• [EXCERPTED RECORDS]:
============================================================

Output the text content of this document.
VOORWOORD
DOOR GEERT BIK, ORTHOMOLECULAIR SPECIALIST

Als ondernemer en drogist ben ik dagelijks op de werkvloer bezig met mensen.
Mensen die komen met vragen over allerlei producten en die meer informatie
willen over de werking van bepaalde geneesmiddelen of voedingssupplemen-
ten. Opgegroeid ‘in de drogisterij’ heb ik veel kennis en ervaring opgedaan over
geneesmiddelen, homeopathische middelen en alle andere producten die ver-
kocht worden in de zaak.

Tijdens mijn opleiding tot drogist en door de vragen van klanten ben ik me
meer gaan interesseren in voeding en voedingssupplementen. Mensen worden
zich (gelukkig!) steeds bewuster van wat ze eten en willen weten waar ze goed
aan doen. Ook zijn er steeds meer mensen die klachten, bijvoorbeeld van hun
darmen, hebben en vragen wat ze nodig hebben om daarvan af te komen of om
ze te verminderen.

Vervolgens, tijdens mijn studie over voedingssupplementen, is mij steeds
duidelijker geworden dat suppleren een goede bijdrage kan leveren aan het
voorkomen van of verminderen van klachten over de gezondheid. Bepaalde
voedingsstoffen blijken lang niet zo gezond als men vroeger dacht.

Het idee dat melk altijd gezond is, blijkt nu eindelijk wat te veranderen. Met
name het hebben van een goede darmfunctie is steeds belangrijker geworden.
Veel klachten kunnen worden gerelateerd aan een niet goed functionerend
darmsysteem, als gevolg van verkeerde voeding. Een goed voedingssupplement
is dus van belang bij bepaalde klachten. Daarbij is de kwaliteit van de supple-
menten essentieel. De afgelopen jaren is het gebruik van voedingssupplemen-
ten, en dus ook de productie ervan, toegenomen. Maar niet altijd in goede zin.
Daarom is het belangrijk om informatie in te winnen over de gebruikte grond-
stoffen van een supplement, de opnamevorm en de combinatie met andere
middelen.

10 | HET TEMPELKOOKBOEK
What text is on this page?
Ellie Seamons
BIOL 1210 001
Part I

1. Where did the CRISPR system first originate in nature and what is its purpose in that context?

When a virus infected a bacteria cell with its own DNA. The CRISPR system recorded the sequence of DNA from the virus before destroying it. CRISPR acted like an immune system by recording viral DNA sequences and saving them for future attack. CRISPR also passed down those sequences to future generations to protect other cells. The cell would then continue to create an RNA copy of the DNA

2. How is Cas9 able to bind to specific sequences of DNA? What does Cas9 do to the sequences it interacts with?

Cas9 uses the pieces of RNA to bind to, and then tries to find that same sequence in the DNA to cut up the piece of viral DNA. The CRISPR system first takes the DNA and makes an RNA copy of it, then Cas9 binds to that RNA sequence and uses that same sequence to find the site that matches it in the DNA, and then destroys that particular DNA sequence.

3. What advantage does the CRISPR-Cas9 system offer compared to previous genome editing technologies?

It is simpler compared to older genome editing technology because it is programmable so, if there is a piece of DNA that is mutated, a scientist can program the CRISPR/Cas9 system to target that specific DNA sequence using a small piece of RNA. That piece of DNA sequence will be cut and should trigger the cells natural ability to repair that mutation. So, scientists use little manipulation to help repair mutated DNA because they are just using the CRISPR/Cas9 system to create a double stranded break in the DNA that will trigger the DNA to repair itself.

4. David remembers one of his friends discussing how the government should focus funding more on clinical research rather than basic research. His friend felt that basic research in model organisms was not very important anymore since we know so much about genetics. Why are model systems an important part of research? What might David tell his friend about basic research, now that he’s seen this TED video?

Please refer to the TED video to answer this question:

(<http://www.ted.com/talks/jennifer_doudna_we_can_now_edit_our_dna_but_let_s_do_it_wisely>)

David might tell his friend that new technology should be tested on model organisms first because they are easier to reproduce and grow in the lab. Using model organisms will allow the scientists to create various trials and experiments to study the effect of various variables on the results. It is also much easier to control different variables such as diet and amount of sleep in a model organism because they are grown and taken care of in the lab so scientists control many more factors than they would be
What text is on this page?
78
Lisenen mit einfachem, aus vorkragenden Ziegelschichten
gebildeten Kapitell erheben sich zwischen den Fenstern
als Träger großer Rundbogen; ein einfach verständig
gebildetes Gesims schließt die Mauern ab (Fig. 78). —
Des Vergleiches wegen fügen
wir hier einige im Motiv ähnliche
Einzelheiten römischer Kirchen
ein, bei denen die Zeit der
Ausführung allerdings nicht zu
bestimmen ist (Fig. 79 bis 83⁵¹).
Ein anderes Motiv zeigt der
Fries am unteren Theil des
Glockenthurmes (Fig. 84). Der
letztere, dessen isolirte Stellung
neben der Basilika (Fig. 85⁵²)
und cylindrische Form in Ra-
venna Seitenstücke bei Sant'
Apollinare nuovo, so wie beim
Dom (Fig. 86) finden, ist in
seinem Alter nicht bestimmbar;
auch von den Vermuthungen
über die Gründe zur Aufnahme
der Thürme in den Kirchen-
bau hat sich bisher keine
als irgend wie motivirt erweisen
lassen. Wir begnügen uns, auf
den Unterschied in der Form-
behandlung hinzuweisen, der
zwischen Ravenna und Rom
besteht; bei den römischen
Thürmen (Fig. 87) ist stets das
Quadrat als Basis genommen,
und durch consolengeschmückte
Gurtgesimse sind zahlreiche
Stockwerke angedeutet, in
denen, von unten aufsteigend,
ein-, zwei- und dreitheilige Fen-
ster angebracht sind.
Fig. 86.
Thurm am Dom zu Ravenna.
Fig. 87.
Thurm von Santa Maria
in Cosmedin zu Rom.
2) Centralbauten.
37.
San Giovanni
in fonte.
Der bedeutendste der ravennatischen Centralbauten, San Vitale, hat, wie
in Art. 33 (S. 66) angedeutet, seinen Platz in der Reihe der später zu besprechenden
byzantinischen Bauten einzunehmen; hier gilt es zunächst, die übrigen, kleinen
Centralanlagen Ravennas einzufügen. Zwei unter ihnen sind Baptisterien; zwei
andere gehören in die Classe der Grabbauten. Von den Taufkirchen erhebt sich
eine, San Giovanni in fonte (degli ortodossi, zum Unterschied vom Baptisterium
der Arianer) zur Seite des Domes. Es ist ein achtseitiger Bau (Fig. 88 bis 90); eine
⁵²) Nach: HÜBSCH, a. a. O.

============================================================

• [THE TASK]: Set down each line exactly as it appears in the data.

• [COMPLETED TASK]:
Output the text content of this document.
VOORWOORD
DOOR GEERT BIK, ORTHOMOLECULAIR SPECIALIST

Als ondernemer en drogist ben ik dagelijks op de werkvloer bezig met mensen.
Mensen die komen met vragen over allerlei producten en die meer informatie
willen over de werking van bepaalde geneesmiddelen of voedingssupplemen-
ten. Opgegroeid ‘in de drogisterij’ heb ik veel kennis en ervaring opgedaan over
geneesmiddelen, homeopathische middelen en alle andere producten die ver-
kocht worden in de zaak.

Tijdens mijn opleiding tot drogist en door de vragen van klanten ben ik me
meer gaan interesseren in voeding en voedingssupplementen. Mensen worden
zich (gelukkig!) steeds bewuster van wat ze eten en willen weten waar ze goed
aan doen. Ook zijn er steeds meer mensen die klachten, bijvoorbeeld van hun
darmen, hebben en vragen wat ze nodig hebben om daarvan af te komen of om
ze te verminderen.

Vervolgens, tijdens mijn studie over voedingssupplementen, is mij steeds
duidelijker geworden dat suppleren een goede bijdrage kan leveren aan het
voorkomen van of verminderen van klachten over de gezondheid. Bepaalde
voedingsstoffen blijken lang niet zo gezond als men vroeger dacht.

Het idee dat melk altijd gezond is, blijkt nu eindelijk wat te veranderen. Met
name het hebben van een goede darmfunctie is steeds belangrijker geworden.
Veel klachten kunnen worden gerelateerd aan een niet goed functionerend
darmsysteem, als gevolg van verkeerde voeding. Een goed voedingssupplement
is dus van belang bij bepaalde klachten. Daarbij is de kwaliteit van de supple-
menten essentieel. De afgelopen jaren is het gebruik van voedingssupplemen-
ten, en dus ook de productie ervan, toegenomen. Maar niet altijd in goede zin.
Daarom is het belangrijk om informatie in te winnen over de gebruikte grond-
stoffen van een supplement, de opnamevorm en de combinatie met andere
middelen.

10 | HET TEMPELKOOKBOEK
What text is on this page?
Ellie Seamons
BIOL 1210 001
Part I

1. Where did the CRISPR system first originate in nature and what is its purpose in that context?

When a virus infected a bacteria cell with its own DNA. The CRISPR system recorded the sequence of DNA from the virus before destroying it. CRISPR acted like an immune system by recording viral DNA sequences and saving them for future attack. CRISPR also passed down those sequences to future generations to protect other cells. The cell would then continue to create an RNA copy of the DNA

2. How is Cas9 able to bind to specific sequences of DNA? What does Cas9 do to the sequences it interacts with?

Cas9 uses the pieces of RNA to bind to, and then tries to find that same sequence in the DNA to cut up the piece of viral DNA. The CRISPR system first takes the DNA and makes an RNA copy of it, then Cas9 binds to that RNA sequence and uses that same sequence to find the site that matches it in the DNA, and then destroys that particular DNA sequence.

3. What advantage does the CRISPR-Cas9 system offer compared to previous genome editing technologies?

It is simpler compared to older genome editing technology because it is programmable so, if there is a piece of DNA that is mutated, a scientist can program the CRISPR/Cas9 system to target that specific DNA sequence using a small piece of RNA. That piece of DNA sequence will be cut and should trigger the cells natural ability to repair that mutation. So, scientists use little manipulation to help repair mutated DNA because they are just using the CRISPR/Cas9 system to create a double stranded break in the DNA that will trigger the DNA to repair itself.

4. David remembers one of his friends discussing how the government should focus funding more on clinical research rather than basic research. His friend felt that basic research in model organisms was not very important anymore since we know so much about genetics. Why are model systems an important part of research? What might David tell his friend about basic research, now that he’s seen this TED video?

Please refer to the TED video to answer this question:

(<http://www.ted.com/talks/jennifer_doudna_we_can_now_edit_our_dna_but_let_s_do_it_wisely>)

David might tell his friend that new technology should be tested on model organisms first because they are easier to reproduce and grow in the lab. Using model organisms will allow the scientists to create various trials and experiments to study the effect of various variables on the results. It is also much easier to control different variables such as diet and amount of sleep in a model organism because they are grown and taken care of in the lab so scientists control many more factors than they would be
What text is on this page?
78
Lisenen mit einfachem, aus vorkragenden Ziegelschichten
gebildeten Kapitell erheben sich zwischen den Fenstern
als Träger großer Rundbogen; ein einfach verständig
gebildetes Gesims schließt die Mauern ab (Fig. 78). —
Des Vergleiches wegen fügen
wir hier einige im Motiv ähnliche
Einzelheiten römischer Kirchen
ein, bei denen die Zeit der
Ausführung allerdings nicht zu
bestimmen ist (Fig. 79 bis 83⁵¹).
Ein anderes Motiv zeigt der
Fries am unteren Theil des
Glockenthurmes (Fig. 84). Der
letztere, dessen isolirte Stellung
neben der Basilika (Fig. 85⁵²)
und cylindrische Form in Ra-
venna Seitenstücke bei Sant'
Apollinare nuovo, so wie beim
Dom (Fig. 86) finden, ist in
seinem Alter nicht bestimmbar;
auch von den Vermuthungen
über die Gründe zur Aufnahme
der Thürme in den Kirchen-
bau hat sich bisher keine
als irgend wie motivirt erweisen
lassen. Wir begnügen uns, auf
den Unterschied in der Form-
behandlung hinzuweisen, der
zwischen Ravenna und Rom
besteht; bei den römischen
Thürmen (Fig. 87) ist stets das
Quadrat als Basis genommen,
und durch consolengeschmückte
Gurtgesimse sind zahlreiche
Stockwerke angedeutet, in
denen, von unten aufsteigend,
ein-, zwei- und dreitheilige Fen-
ster angebracht sind.
Fig. 86.
Thurm am Dom zu Ravenna.
Fig. 87.
Thurm von Santa Maria
in Cosmedin zu Rom.
2) Centralbauten.
37.
San Giovanni
in fonte.
Der bedeutendste der ravennatischen Centralbauten, San Vitale, hat, wie
in Art. 33 (S. 66) angedeutet, seinen Platz in der Reihe der später zu besprechenden
byzantinischen Bauten einzunehmen; hier gilt es zunächst, die übrigen, kleinen
Centralanlagen Ravennas einzufügen. Zwei unter ihnen sind Baptisterien; zwei
andere gehören in die Classe der Grabbauten. Von den Taufkirchen erhebt sich
eine, San Giovanni in fonte (degli ortodossi, zum Unterschied vom Baptisterium
der Arianer) zur Seite des Domes. Es ist ein achtseitiger Bau (Fig. 88 bis 90); eine
⁵²) Nach: HÜBSCH, a. a. O.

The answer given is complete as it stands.